---------- Records supplied ----------

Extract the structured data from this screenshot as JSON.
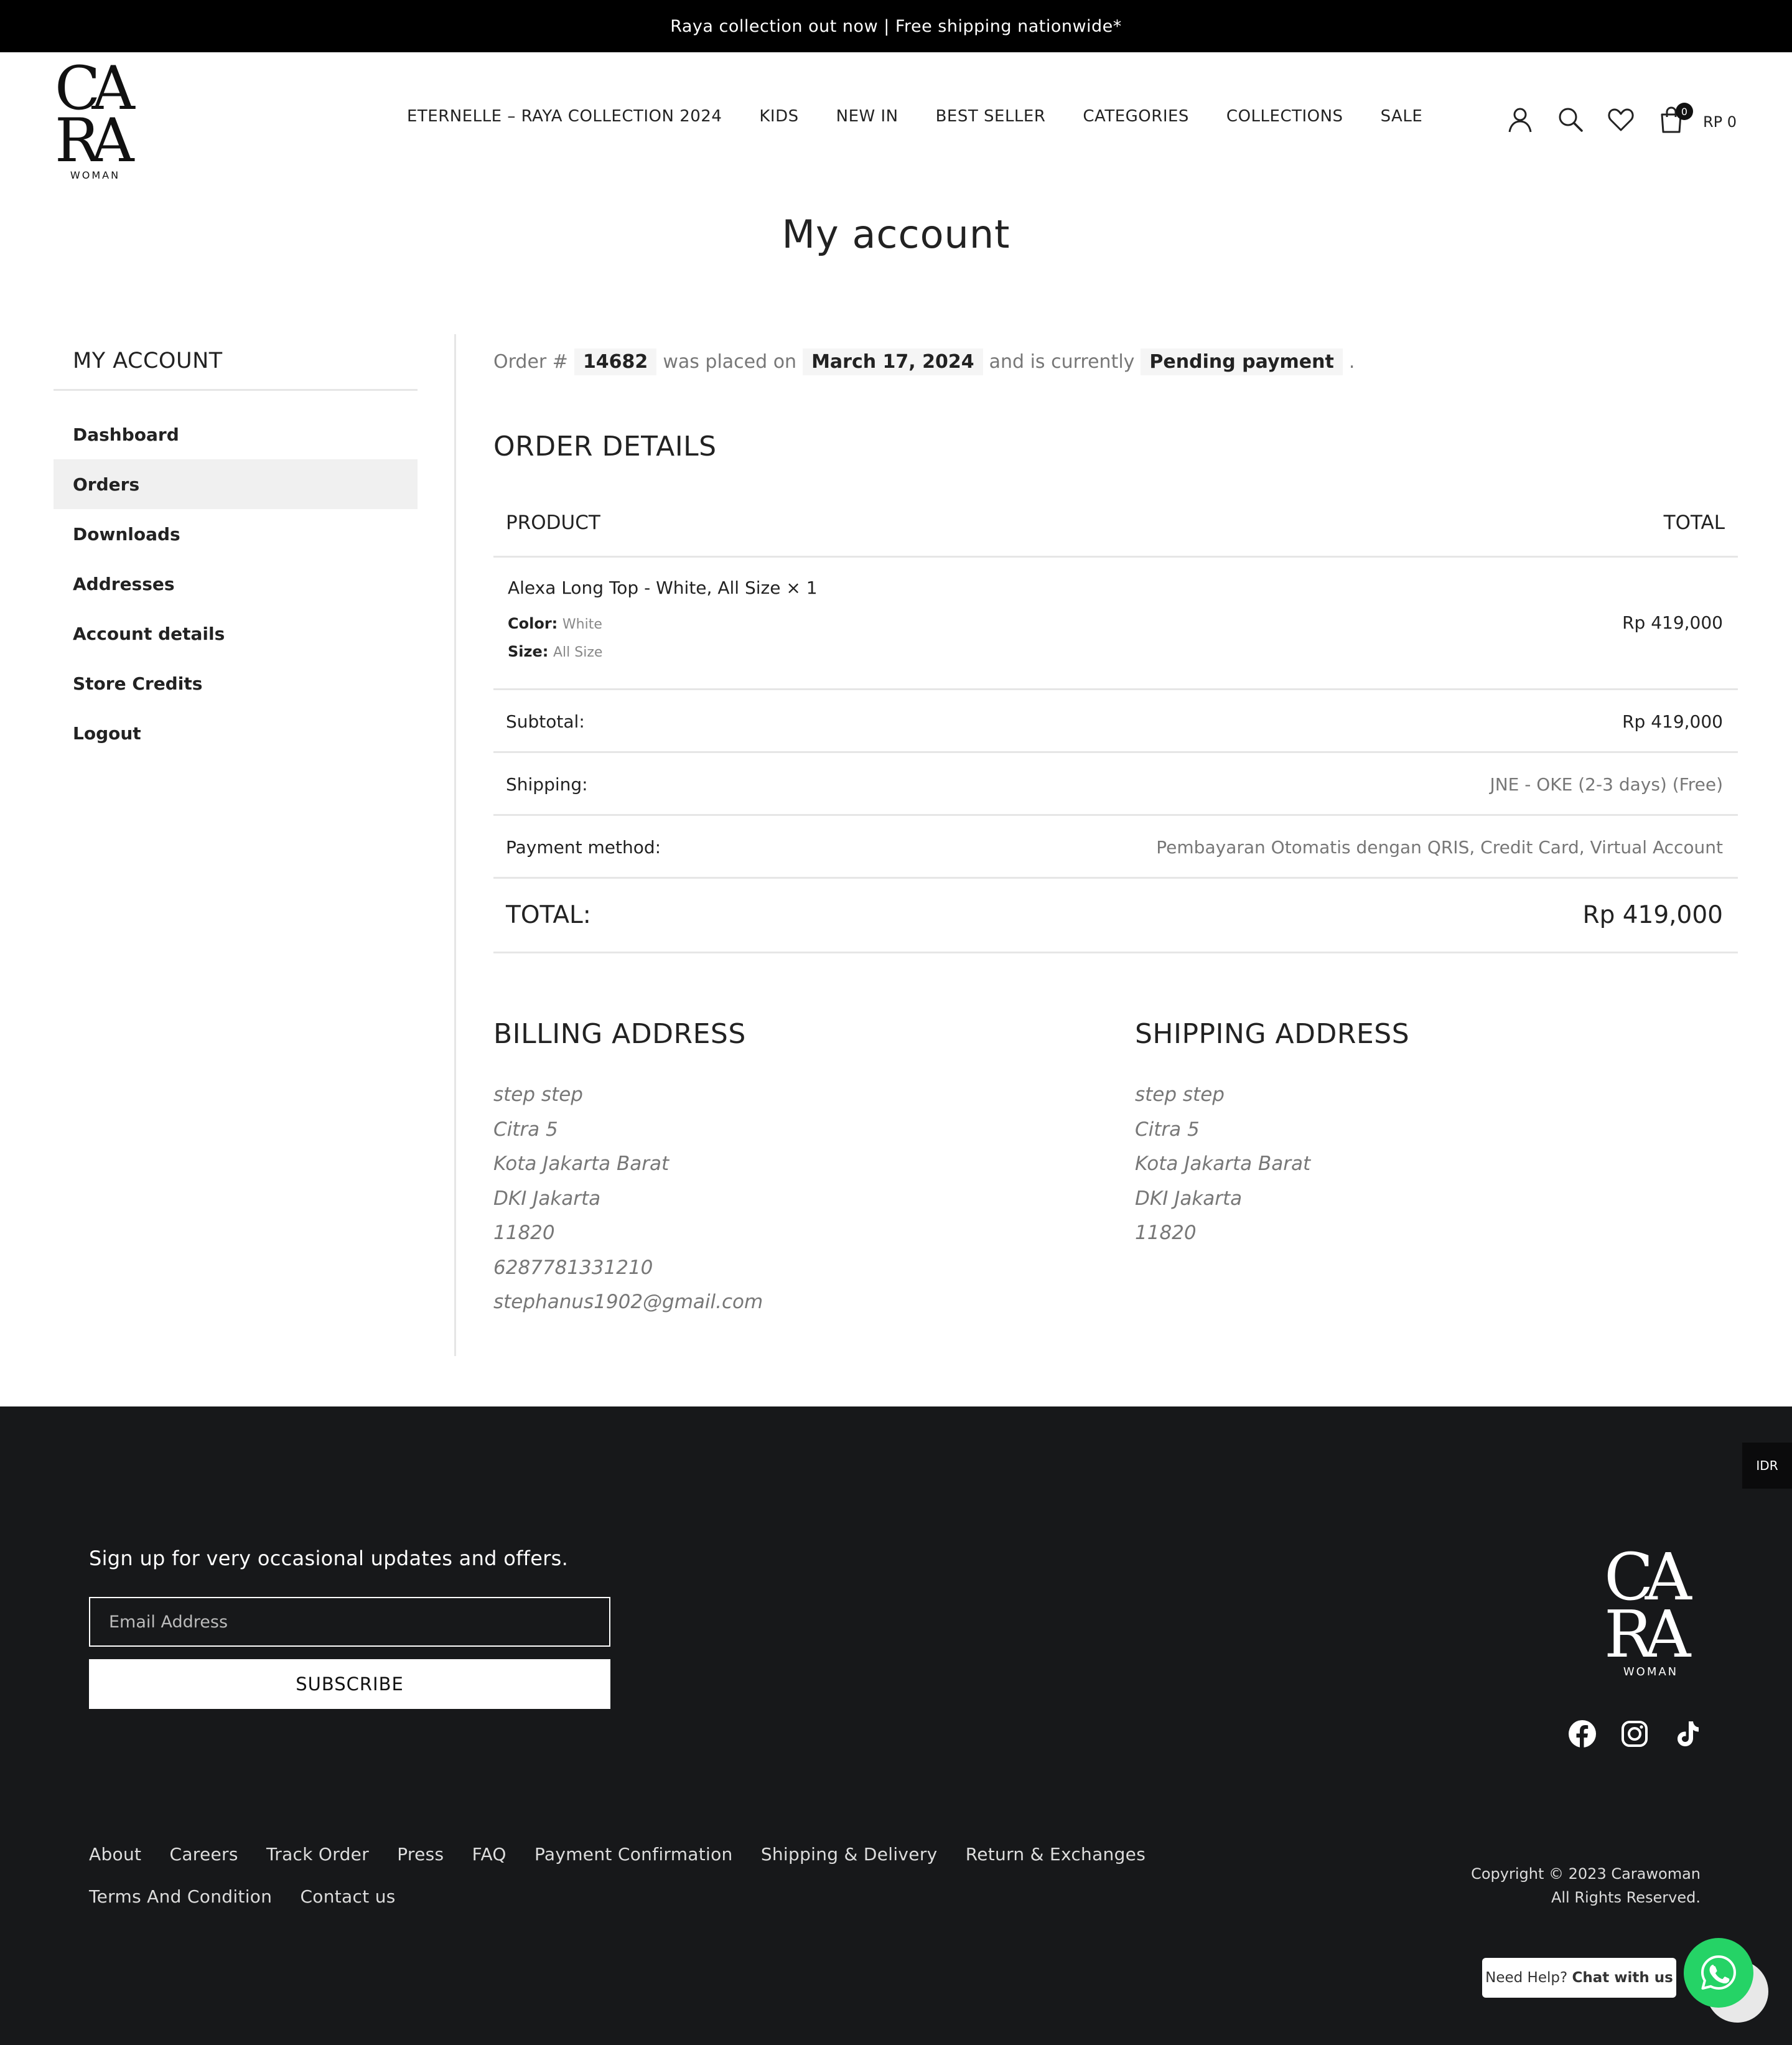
{
  "announcement": "Raya collection out now | Free shipping nationwide*",
  "brand": {
    "logo_text": "CARA",
    "logo_sub": "WOMAN"
  },
  "nav": [
    "ETERNELLE – RAYA COLLECTION 2024",
    "KIDS",
    "NEW IN",
    "BEST SELLER",
    "CATEGORIES",
    "COLLECTIONS",
    "SALE"
  ],
  "header": {
    "cart_count": "0",
    "cart_total": "RP 0",
    "icons": [
      "user-icon",
      "search-icon",
      "heart-icon",
      "shopping-bag-icon"
    ]
  },
  "page_title": "My account",
  "sidebar": {
    "title": "MY ACCOUNT",
    "items": [
      {
        "label": "Dashboard",
        "active": false
      },
      {
        "label": "Orders",
        "active": true
      },
      {
        "label": "Downloads",
        "active": false
      },
      {
        "label": "Addresses",
        "active": false
      },
      {
        "label": "Account details",
        "active": false
      },
      {
        "label": "Store Credits",
        "active": false
      },
      {
        "label": "Logout",
        "active": false
      }
    ]
  },
  "order": {
    "prefix": "Order #",
    "number": "14682",
    "placed_text": "was placed on",
    "date": "March 17, 2024",
    "status_text": "and is currently",
    "status": "Pending payment",
    "period": "."
  },
  "order_details": {
    "title": "ORDER DETAILS",
    "col_product": "PRODUCT",
    "col_total": "TOTAL",
    "item": {
      "name": "Alexa Long Top - White, All Size",
      "qty": "× 1",
      "color_label": "Color:",
      "color_value": "White",
      "size_label": "Size:",
      "size_value": "All Size",
      "price": "Rp 419,000"
    },
    "subtotal_label": "Subtotal:",
    "subtotal_value": "Rp 419,000",
    "shipping_label": "Shipping:",
    "shipping_value": "JNE - OKE (2-3 days) (Free)",
    "payment_label": "Payment method:",
    "payment_value": "Pembayaran Otomatis dengan QRIS, Credit Card, Virtual Account",
    "total_label": "TOTAL:",
    "total_value": "Rp 419,000"
  },
  "billing": {
    "title": "BILLING ADDRESS",
    "lines": [
      "step step",
      "Citra 5",
      "Kota Jakarta Barat",
      "DKI Jakarta",
      "11820",
      "6287781331210",
      "stephanus1902@gmail.com"
    ]
  },
  "shipping": {
    "title": "SHIPPING ADDRESS",
    "lines": [
      "step step",
      "Citra 5",
      "Kota Jakarta Barat",
      "DKI Jakarta",
      "11820"
    ]
  },
  "footer": {
    "currency_tab": "IDR",
    "signup_text": "Sign up for very occasional updates and offers.",
    "email_placeholder": "Email Address",
    "subscribe_label": "SUBSCRIBE",
    "social_icons": [
      "facebook-icon",
      "instagram-icon",
      "tiktok-icon"
    ],
    "links": [
      "About",
      "Careers",
      "Track Order",
      "Press",
      "FAQ",
      "Payment Confirmation",
      "Shipping & Delivery",
      "Return & Exchanges",
      "Terms And Condition",
      "Contact us"
    ],
    "copyright_line1": "Copyright © 2023 Carawoman",
    "copyright_line2": "All Rights Reserved."
  },
  "chat": {
    "prefix": "Need Help?",
    "cta": "Chat with us"
  },
  "colors": {
    "footer_bg": "#17181a",
    "topbar_bg": "#000000",
    "whatsapp": "#25d366",
    "active_row": "#f0f0f0"
  }
}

----------

Stated goal — Pick out, from the lines above, every one that contains the string "Free".

Exercise answer —
  "announcement": "Raya collection out now | Free shipping nationwide*",
    "shipping_value": "JNE - OKE (2-3 days) (Free)",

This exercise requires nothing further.